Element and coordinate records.
====================

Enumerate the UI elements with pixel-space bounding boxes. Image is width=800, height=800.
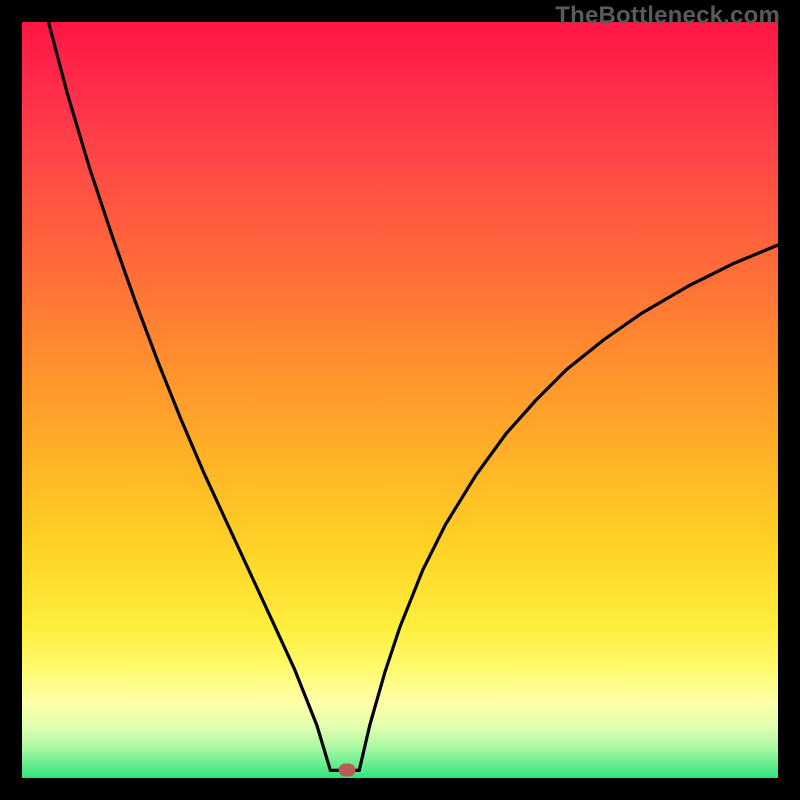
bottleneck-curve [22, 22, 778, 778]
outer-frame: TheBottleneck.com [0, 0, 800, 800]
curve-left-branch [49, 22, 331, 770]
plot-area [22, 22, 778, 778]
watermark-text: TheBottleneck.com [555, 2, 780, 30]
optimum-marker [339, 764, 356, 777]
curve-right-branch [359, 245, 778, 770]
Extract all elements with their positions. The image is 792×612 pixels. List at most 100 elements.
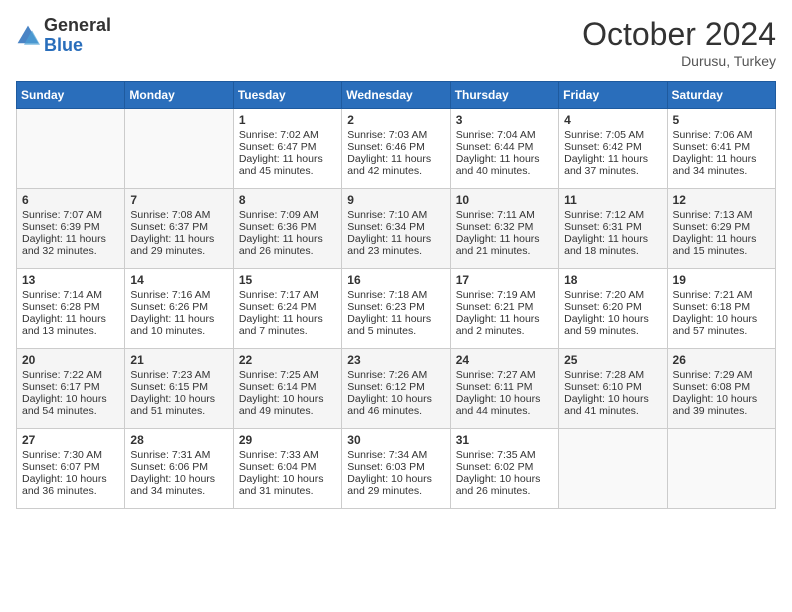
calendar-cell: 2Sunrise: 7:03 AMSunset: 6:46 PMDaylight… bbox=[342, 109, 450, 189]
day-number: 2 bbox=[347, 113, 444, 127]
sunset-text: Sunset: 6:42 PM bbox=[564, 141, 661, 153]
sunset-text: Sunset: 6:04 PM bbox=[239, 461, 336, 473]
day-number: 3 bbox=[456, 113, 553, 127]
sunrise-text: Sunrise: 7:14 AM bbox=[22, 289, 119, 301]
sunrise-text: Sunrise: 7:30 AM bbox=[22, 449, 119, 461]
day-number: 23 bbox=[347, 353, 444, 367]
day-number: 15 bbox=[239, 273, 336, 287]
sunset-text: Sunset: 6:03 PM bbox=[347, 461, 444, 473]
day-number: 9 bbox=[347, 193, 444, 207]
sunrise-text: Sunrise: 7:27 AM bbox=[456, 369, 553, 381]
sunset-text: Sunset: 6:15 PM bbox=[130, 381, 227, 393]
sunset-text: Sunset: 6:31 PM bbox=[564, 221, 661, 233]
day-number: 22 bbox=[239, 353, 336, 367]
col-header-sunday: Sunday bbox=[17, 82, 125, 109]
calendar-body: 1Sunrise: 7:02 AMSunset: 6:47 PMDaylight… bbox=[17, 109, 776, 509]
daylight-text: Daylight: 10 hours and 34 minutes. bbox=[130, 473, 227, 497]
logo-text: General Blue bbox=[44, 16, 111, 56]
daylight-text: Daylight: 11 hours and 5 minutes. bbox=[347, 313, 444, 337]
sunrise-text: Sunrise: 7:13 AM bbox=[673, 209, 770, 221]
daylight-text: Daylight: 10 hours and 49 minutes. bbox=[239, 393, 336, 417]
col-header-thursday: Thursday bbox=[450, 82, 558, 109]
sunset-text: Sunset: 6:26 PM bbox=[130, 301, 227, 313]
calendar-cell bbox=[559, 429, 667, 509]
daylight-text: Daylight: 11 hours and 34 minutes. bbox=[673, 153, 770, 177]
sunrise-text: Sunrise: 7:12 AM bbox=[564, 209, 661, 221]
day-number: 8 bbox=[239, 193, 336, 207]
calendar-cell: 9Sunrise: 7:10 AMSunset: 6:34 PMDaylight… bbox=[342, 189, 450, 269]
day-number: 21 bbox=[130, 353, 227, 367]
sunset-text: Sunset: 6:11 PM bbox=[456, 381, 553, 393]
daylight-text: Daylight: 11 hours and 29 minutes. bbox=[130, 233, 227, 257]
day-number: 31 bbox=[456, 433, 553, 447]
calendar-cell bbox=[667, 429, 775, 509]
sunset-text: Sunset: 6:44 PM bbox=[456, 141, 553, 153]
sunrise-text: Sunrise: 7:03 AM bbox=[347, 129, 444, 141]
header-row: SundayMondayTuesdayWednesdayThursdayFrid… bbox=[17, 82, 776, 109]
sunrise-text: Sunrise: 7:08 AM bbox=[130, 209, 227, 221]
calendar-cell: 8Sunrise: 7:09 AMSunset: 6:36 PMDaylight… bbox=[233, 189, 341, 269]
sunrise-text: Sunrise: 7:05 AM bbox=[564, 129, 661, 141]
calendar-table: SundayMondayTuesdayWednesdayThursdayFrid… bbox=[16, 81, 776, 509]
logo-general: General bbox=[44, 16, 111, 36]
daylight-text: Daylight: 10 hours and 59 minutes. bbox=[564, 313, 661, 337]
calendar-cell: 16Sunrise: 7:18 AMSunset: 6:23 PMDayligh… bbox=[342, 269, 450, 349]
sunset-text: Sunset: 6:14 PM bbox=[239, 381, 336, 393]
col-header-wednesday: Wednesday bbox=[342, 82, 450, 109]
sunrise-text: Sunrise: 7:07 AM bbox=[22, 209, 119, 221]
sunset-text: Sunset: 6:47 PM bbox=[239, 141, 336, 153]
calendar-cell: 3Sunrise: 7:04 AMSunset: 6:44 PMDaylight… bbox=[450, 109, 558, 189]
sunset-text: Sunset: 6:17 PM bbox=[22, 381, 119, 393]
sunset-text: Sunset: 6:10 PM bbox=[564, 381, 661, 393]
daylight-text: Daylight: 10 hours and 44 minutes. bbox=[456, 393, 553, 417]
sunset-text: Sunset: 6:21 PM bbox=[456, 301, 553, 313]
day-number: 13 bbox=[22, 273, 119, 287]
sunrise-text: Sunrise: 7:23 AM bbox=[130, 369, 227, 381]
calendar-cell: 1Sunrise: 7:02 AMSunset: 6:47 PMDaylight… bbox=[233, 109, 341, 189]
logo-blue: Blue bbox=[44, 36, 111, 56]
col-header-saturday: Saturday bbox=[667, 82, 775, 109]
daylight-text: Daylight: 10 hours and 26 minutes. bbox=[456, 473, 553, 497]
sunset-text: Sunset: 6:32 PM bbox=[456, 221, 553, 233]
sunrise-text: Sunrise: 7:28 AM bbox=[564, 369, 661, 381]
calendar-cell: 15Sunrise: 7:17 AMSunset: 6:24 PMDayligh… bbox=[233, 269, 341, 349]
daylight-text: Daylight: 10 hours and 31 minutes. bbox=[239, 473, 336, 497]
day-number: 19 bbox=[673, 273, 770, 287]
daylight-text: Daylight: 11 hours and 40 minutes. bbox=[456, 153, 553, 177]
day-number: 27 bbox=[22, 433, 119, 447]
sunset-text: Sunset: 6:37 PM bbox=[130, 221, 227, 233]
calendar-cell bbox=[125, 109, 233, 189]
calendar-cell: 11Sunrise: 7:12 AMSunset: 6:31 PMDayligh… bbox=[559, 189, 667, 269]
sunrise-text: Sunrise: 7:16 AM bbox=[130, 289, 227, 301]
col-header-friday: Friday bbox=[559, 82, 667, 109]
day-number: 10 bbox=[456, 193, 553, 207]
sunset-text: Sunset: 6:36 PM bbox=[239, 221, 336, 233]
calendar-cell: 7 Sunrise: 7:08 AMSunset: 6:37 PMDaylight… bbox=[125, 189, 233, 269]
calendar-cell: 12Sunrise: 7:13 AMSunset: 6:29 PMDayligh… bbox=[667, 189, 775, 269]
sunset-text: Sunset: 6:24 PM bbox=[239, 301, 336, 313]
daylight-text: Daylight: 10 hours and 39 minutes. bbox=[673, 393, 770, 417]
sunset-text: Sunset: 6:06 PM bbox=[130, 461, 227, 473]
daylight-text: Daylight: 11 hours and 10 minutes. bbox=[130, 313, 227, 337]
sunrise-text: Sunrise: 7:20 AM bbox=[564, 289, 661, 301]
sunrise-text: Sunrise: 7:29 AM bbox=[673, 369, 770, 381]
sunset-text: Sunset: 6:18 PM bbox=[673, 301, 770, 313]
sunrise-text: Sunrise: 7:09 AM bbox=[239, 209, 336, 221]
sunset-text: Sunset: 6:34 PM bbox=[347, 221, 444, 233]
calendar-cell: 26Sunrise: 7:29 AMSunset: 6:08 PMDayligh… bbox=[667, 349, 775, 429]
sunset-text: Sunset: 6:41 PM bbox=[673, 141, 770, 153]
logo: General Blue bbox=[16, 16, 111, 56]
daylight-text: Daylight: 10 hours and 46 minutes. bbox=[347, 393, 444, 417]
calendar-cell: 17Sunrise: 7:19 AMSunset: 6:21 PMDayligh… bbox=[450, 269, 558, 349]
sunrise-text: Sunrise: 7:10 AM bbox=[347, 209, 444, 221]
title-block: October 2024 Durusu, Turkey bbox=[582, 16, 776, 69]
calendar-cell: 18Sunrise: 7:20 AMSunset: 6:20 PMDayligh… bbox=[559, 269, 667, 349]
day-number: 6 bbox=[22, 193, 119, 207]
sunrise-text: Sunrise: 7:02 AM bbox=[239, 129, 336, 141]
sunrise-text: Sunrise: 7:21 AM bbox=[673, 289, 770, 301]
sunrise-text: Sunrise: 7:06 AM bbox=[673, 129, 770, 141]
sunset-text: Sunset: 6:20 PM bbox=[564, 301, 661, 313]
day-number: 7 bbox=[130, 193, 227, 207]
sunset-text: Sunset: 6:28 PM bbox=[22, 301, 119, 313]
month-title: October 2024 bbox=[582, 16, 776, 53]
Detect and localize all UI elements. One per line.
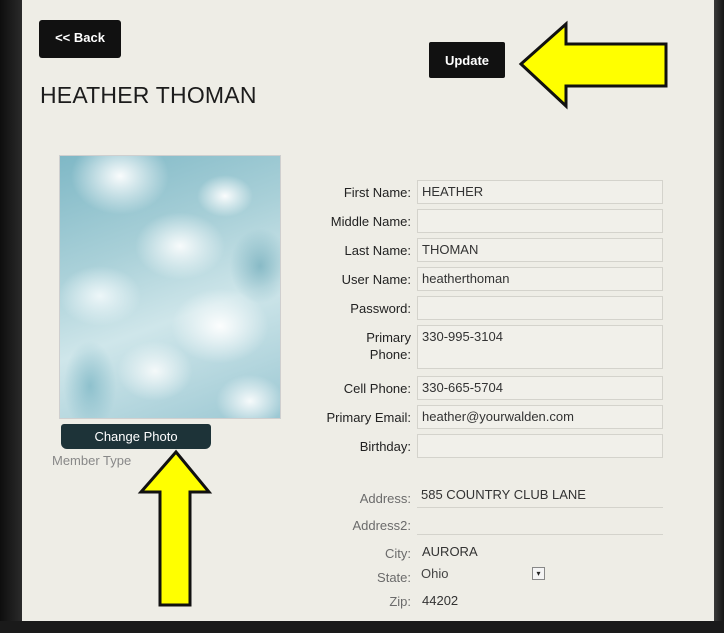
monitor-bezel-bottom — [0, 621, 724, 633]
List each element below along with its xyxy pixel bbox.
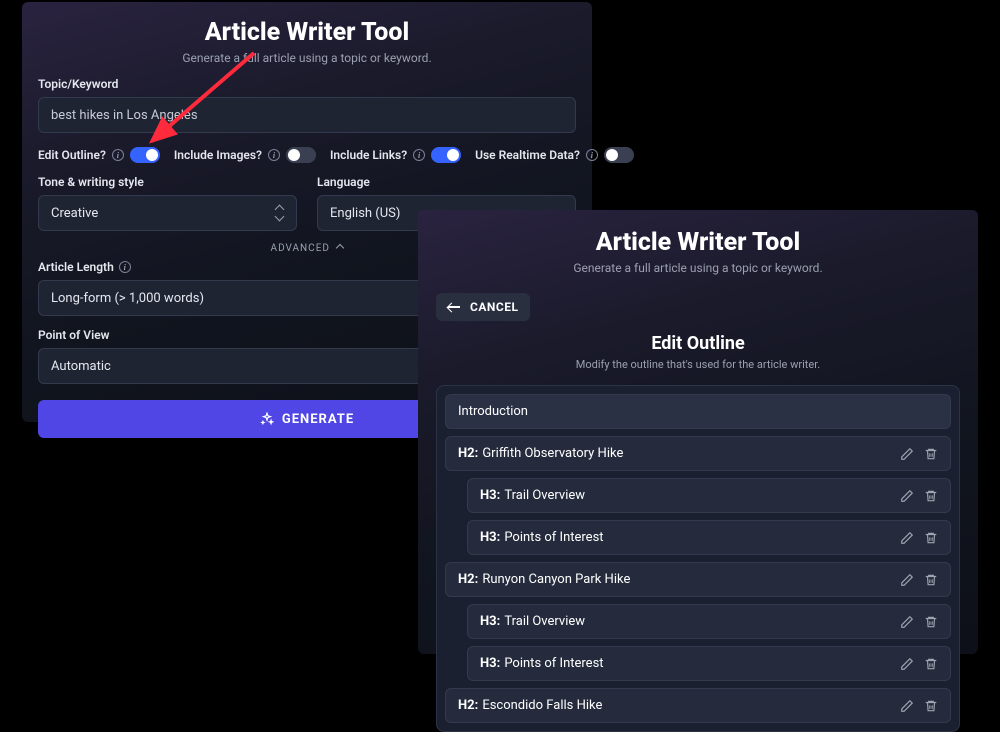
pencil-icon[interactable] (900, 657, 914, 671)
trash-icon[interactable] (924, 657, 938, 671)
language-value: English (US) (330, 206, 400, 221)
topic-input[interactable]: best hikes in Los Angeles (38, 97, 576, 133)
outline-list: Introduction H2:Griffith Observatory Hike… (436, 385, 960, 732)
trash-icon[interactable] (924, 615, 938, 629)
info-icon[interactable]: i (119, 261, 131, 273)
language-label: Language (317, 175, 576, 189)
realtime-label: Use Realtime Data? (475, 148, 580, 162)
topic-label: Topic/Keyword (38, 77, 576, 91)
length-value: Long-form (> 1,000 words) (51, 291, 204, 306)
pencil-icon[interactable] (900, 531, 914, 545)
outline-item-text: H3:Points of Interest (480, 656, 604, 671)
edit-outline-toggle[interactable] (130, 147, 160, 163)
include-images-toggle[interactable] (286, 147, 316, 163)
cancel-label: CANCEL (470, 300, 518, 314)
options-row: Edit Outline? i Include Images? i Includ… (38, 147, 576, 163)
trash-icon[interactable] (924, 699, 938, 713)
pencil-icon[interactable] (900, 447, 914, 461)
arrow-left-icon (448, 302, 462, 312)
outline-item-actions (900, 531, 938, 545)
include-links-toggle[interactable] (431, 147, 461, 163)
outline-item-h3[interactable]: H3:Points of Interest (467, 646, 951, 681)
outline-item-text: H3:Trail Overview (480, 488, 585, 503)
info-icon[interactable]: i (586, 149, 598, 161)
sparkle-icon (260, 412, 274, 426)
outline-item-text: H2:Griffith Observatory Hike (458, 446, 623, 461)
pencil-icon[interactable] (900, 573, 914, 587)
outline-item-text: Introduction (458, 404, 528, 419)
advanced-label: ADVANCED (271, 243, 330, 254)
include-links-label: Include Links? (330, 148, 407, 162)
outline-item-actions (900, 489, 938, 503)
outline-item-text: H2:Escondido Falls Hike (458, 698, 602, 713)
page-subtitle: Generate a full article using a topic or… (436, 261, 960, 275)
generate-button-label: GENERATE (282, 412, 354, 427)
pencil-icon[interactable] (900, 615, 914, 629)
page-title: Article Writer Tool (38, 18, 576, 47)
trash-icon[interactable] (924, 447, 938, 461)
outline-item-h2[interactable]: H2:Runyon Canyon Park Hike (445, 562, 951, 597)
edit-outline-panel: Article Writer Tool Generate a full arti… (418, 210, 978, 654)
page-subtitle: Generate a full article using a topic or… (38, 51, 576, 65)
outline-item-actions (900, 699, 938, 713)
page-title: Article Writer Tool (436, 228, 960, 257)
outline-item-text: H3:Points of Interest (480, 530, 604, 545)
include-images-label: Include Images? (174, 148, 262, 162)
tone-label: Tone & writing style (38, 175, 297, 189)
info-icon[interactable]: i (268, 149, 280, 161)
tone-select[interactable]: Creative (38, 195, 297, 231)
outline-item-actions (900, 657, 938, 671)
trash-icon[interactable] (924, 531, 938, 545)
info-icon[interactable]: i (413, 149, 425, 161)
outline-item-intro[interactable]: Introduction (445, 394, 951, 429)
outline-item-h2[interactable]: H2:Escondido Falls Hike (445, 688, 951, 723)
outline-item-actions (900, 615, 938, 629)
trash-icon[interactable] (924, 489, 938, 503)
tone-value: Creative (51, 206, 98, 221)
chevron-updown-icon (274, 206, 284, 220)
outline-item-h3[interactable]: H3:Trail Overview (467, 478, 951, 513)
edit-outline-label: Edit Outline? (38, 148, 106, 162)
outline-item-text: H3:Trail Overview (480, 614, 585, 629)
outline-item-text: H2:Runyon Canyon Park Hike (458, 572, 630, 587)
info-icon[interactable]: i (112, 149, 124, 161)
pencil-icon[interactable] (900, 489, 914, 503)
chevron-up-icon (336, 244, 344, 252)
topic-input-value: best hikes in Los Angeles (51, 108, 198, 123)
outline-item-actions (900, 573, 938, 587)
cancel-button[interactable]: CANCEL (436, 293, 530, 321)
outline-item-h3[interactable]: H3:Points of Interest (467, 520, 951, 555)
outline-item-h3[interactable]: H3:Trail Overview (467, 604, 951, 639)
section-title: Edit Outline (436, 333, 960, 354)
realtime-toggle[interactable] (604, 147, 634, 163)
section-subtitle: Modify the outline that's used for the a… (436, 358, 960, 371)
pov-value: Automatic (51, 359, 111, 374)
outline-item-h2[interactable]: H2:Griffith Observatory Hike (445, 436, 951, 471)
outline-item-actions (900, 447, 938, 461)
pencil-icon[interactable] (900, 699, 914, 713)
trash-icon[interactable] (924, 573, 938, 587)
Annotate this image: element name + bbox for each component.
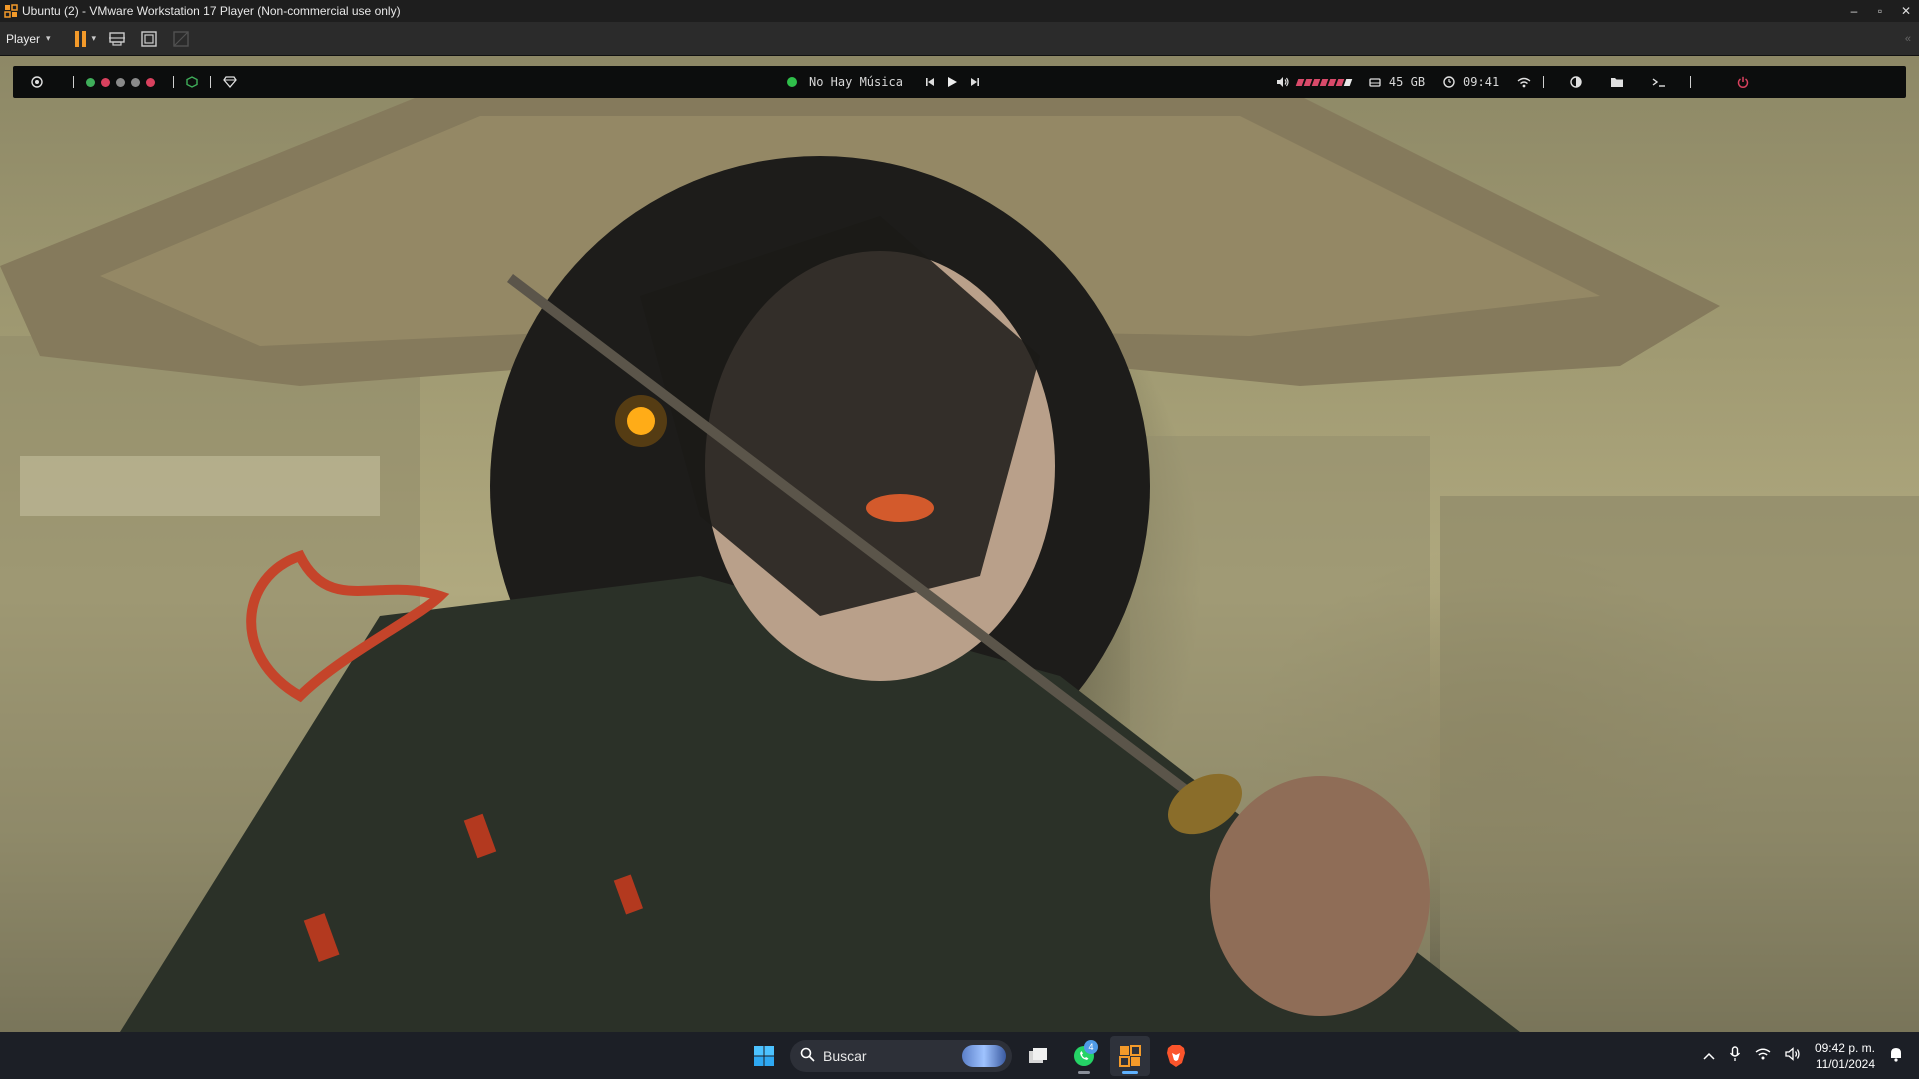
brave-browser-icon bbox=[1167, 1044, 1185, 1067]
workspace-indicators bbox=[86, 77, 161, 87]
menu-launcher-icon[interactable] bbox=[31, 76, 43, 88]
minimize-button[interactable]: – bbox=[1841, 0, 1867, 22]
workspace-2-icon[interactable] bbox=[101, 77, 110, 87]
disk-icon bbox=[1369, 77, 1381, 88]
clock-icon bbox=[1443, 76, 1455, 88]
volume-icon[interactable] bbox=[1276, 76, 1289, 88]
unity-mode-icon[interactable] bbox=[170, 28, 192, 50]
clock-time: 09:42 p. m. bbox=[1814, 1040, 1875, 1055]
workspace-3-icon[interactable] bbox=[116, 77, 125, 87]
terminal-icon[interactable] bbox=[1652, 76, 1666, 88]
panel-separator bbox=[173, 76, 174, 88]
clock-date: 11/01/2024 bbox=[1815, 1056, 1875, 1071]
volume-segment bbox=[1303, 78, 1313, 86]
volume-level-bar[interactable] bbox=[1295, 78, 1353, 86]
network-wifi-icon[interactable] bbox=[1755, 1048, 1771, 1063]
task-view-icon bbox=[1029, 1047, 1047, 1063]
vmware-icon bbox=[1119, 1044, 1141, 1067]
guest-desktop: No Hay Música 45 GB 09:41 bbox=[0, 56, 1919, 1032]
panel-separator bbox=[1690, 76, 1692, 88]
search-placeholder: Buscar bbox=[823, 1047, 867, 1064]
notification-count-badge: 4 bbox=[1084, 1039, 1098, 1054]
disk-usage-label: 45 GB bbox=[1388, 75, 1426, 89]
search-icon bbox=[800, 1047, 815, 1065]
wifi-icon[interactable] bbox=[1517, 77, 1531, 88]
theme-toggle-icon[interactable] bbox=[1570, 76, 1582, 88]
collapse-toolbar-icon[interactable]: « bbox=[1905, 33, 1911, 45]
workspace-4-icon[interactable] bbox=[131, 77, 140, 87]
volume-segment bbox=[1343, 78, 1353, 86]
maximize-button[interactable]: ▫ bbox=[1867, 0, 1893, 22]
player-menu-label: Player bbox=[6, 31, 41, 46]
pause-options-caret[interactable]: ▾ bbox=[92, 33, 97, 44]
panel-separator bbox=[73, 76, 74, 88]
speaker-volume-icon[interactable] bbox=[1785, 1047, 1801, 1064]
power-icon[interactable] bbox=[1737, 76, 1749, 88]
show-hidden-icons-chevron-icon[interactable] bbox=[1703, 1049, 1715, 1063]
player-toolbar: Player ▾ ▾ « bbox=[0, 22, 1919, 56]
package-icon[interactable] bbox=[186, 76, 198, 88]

====================

WORK TO BE COMPLETED.
Print the lines above exactly, beginning at the line that contains "calendar-cell: 2Sunrise: 7:03" and stopping after the line that contains "col-header-thursday: Thursday bbox=[450, 82, 558, 109]".

RESULT.
calendar-cell: 2Sunrise: 7:03 AMSunset: 6:46 PMDaylight… bbox=[342, 109, 450, 189]
day-number: 2 bbox=[347, 113, 444, 127]
sunset-text: Sunset: 6:42 PM bbox=[564, 141, 661, 153]
sunset-text: Sunset: 6:04 PM bbox=[239, 461, 336, 473]
day-number: 3 bbox=[456, 113, 553, 127]
sunrise-text: Sunrise: 7:14 AM bbox=[22, 289, 119, 301]
sunrise-text: Sunrise: 7:30 AM bbox=[22, 449, 119, 461]
day-number: 23 bbox=[347, 353, 444, 367]
day-number: 15 bbox=[239, 273, 336, 287]
sunset-text: Sunset: 6:03 PM bbox=[347, 461, 444, 473]
day-number: 9 bbox=[347, 193, 444, 207]
sunrise-text: Sunrise: 7:27 AM bbox=[456, 369, 553, 381]
sunset-text: Sunset: 6:15 PM bbox=[130, 381, 227, 393]
sunset-text: Sunset: 6:31 PM bbox=[564, 221, 661, 233]
day-number: 22 bbox=[239, 353, 336, 367]
col-header-sunday: Sunday bbox=[17, 82, 125, 109]
calendar-body: 1Sunrise: 7:02 AMSunset: 6:47 PMDaylight… bbox=[17, 109, 776, 509]
daylight-text: Daylight: 10 hours and 34 minutes. bbox=[130, 473, 227, 497]
logo-text: General Blue bbox=[44, 16, 111, 56]
daylight-text: Daylight: 11 hours and 5 minutes. bbox=[347, 313, 444, 337]
sunrise-text: Sunrise: 7:13 AM bbox=[673, 209, 770, 221]
daylight-text: Daylight: 10 hours and 49 minutes. bbox=[239, 393, 336, 417]
col-header-thursday: Thursday bbox=[450, 82, 558, 109]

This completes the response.